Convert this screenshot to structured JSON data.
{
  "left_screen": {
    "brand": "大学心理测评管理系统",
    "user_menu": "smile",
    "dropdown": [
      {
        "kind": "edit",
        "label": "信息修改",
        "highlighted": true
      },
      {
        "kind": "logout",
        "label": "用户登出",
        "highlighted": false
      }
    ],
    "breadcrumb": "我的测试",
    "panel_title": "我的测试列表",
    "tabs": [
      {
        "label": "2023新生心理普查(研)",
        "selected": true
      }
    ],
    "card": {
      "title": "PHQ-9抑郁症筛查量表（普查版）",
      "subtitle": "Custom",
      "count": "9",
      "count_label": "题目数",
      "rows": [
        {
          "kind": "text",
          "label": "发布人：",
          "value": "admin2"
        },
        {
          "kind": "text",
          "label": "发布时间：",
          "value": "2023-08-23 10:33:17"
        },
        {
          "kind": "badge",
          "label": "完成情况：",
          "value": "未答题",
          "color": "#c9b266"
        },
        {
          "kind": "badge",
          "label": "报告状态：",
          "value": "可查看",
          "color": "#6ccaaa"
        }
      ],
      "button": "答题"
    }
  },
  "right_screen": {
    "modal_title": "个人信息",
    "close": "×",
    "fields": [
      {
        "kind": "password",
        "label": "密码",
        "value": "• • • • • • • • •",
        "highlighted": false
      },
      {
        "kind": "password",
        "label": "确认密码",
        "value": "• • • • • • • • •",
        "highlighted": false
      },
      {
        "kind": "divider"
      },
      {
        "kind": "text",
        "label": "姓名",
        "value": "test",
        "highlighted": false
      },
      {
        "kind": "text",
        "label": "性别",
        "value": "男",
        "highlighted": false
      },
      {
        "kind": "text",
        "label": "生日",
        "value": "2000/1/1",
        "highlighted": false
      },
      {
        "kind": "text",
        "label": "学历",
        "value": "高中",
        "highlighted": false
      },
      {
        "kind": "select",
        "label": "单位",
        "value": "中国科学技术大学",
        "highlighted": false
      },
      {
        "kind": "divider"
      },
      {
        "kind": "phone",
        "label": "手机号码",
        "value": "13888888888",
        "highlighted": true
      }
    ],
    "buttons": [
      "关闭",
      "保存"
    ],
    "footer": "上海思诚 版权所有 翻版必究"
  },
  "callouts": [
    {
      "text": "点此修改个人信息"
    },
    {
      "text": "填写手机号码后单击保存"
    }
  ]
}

- - -

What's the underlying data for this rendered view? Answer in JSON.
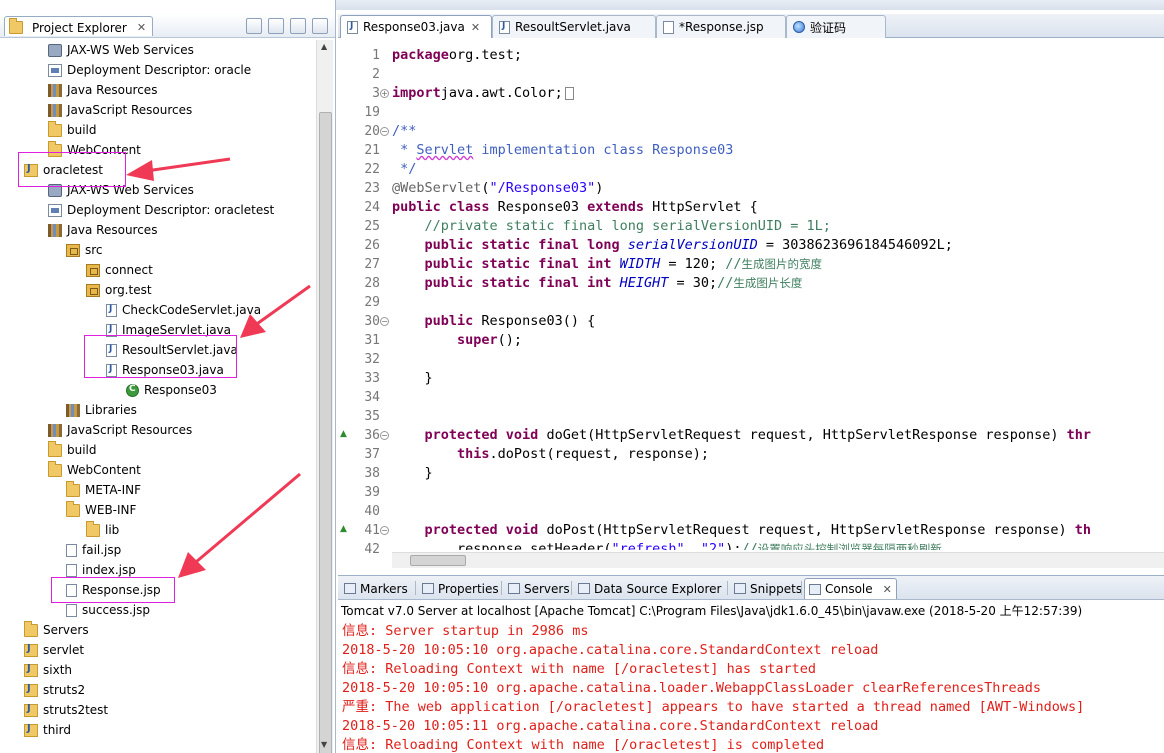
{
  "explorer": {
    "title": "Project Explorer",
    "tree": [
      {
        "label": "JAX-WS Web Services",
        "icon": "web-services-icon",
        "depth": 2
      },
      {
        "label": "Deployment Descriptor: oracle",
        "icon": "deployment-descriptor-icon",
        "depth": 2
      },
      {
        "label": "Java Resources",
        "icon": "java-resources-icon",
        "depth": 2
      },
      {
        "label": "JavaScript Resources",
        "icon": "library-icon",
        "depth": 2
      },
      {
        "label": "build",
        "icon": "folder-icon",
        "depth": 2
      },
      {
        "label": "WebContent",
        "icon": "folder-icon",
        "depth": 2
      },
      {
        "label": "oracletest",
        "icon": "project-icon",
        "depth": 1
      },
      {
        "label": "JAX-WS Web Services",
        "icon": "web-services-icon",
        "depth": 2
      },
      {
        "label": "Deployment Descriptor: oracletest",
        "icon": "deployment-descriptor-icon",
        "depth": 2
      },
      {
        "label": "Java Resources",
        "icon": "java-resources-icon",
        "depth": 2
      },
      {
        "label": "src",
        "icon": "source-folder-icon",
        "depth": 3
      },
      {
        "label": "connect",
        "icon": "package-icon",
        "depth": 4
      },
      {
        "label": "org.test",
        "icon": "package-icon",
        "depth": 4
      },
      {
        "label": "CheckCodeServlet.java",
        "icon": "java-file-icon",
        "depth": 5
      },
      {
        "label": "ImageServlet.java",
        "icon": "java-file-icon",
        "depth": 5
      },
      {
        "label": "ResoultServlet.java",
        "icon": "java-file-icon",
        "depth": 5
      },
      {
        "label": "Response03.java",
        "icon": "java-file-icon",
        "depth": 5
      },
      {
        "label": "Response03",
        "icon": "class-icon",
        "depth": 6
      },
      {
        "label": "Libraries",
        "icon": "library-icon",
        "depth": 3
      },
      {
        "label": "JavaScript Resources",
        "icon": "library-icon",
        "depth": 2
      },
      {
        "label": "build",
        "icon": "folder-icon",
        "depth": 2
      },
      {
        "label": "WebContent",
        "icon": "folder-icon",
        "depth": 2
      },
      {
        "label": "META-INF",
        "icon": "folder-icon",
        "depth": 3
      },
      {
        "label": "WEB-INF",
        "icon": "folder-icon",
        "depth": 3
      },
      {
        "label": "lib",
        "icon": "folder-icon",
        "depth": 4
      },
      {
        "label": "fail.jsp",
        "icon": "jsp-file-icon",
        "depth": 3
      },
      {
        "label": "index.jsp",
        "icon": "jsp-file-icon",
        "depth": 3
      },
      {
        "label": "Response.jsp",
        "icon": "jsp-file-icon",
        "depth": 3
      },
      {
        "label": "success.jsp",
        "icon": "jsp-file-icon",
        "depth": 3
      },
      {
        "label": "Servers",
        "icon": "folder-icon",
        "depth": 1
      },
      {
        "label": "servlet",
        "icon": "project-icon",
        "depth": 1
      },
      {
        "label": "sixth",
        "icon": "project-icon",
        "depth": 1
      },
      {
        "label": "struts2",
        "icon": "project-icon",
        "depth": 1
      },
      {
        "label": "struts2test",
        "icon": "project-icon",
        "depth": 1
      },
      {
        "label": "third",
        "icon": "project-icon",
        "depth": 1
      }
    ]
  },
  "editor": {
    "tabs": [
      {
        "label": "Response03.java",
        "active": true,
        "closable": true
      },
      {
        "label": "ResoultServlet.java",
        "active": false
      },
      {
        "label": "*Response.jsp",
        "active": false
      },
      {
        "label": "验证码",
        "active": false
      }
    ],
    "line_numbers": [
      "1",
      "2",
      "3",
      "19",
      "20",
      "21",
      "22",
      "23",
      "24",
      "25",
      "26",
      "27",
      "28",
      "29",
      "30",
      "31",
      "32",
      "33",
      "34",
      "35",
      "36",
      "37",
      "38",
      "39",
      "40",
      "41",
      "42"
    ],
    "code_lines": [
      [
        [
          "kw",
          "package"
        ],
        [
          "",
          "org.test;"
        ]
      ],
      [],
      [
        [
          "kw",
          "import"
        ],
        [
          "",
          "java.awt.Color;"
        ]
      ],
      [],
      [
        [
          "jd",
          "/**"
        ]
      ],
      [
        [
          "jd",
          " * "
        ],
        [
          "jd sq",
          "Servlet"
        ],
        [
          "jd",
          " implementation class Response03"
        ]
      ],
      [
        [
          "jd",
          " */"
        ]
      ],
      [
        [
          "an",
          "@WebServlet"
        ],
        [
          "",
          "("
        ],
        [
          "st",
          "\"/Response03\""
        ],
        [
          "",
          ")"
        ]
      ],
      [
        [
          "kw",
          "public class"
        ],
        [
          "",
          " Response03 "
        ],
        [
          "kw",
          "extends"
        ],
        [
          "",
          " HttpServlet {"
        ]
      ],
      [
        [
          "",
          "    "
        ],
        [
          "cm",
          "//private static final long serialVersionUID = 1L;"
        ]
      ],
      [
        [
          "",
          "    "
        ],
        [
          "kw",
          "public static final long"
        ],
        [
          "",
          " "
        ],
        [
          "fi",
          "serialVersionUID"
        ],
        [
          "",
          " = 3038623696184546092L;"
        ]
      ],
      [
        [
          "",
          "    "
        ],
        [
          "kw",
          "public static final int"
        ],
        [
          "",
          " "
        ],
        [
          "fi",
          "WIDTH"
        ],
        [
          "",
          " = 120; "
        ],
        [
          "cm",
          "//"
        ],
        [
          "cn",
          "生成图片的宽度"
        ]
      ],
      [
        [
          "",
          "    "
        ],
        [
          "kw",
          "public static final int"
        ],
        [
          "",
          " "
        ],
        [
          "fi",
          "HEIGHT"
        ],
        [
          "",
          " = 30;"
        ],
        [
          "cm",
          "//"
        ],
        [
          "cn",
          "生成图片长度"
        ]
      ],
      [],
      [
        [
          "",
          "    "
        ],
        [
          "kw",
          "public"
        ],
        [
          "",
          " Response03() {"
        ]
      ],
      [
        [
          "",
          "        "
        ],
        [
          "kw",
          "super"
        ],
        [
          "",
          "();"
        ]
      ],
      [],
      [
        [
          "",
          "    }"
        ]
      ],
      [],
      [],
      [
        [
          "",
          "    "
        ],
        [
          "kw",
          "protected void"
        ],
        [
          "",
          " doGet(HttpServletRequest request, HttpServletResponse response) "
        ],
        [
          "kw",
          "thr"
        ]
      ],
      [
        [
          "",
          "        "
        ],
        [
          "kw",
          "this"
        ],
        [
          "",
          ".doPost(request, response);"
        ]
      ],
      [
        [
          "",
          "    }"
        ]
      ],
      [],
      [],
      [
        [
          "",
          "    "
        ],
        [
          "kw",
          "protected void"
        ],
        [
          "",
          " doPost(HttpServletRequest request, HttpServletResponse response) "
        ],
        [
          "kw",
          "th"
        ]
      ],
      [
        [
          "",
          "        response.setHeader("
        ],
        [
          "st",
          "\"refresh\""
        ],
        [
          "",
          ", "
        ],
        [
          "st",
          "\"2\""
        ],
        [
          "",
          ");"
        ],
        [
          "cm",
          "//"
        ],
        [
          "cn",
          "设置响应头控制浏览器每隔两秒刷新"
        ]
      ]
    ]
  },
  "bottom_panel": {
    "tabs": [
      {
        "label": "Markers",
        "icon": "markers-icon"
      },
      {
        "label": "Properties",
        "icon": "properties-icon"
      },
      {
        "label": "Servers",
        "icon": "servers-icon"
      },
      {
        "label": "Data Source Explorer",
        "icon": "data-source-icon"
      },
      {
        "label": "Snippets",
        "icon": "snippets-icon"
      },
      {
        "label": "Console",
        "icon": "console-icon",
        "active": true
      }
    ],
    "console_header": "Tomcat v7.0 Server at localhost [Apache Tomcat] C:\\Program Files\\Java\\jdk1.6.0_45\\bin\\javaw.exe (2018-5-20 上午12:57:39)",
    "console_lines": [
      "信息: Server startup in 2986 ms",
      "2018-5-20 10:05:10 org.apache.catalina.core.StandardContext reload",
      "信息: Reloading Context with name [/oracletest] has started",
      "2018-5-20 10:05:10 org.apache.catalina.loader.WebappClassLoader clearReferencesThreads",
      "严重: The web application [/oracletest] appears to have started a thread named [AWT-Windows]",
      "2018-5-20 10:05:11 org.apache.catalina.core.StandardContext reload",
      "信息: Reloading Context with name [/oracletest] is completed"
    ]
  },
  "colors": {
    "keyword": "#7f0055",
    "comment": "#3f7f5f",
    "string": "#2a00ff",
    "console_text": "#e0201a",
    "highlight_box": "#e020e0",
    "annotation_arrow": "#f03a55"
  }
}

- - -

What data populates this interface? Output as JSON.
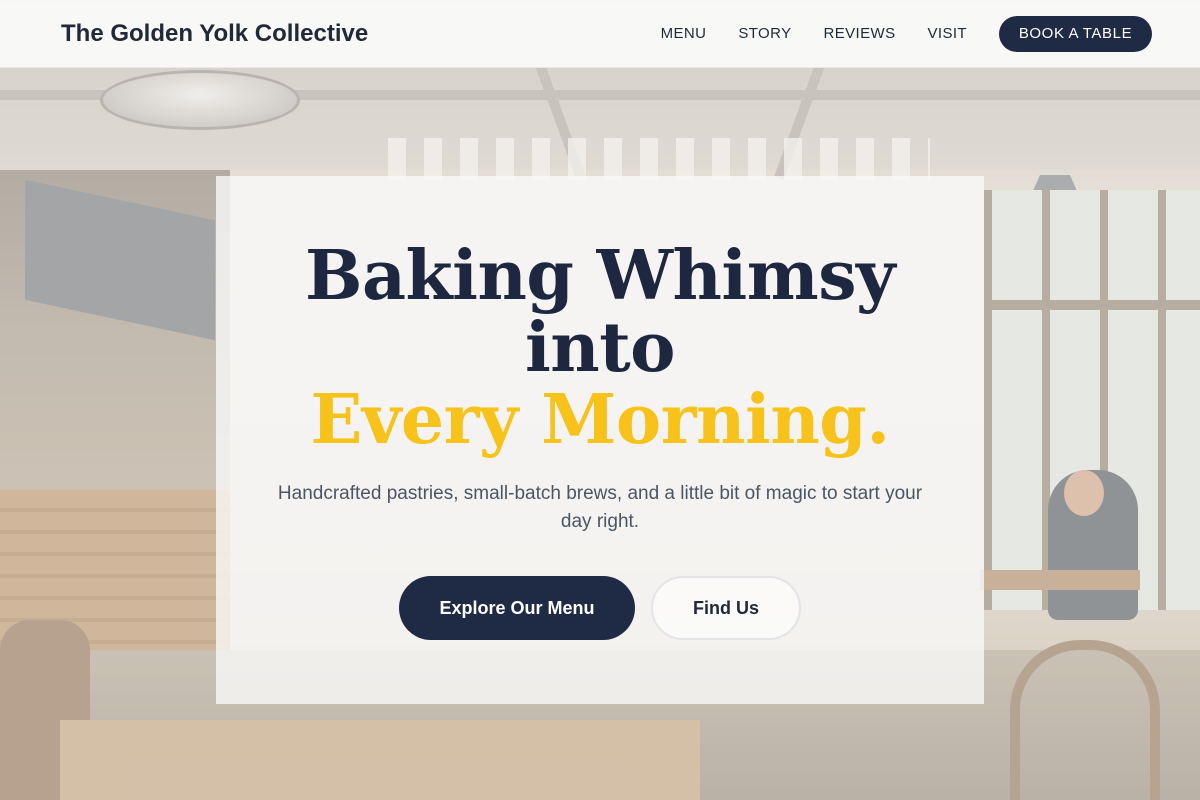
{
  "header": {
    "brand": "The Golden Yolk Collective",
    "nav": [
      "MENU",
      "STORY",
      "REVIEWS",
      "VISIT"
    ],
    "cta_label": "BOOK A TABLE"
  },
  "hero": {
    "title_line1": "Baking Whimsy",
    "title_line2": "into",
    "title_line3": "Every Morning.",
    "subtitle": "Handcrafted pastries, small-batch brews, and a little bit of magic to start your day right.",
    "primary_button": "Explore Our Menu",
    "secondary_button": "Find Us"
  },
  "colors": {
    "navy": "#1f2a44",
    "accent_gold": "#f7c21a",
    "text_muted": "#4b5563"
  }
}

- - -

Direction: Locate each line with the word "request" and copy it.

The completed task:
          " doGet(HttpServletRequest request, HttpServletResponse response) "
          ".doPost(request, response);"
          " doPost(HttpServletRequest request, HttpServletResponse response) "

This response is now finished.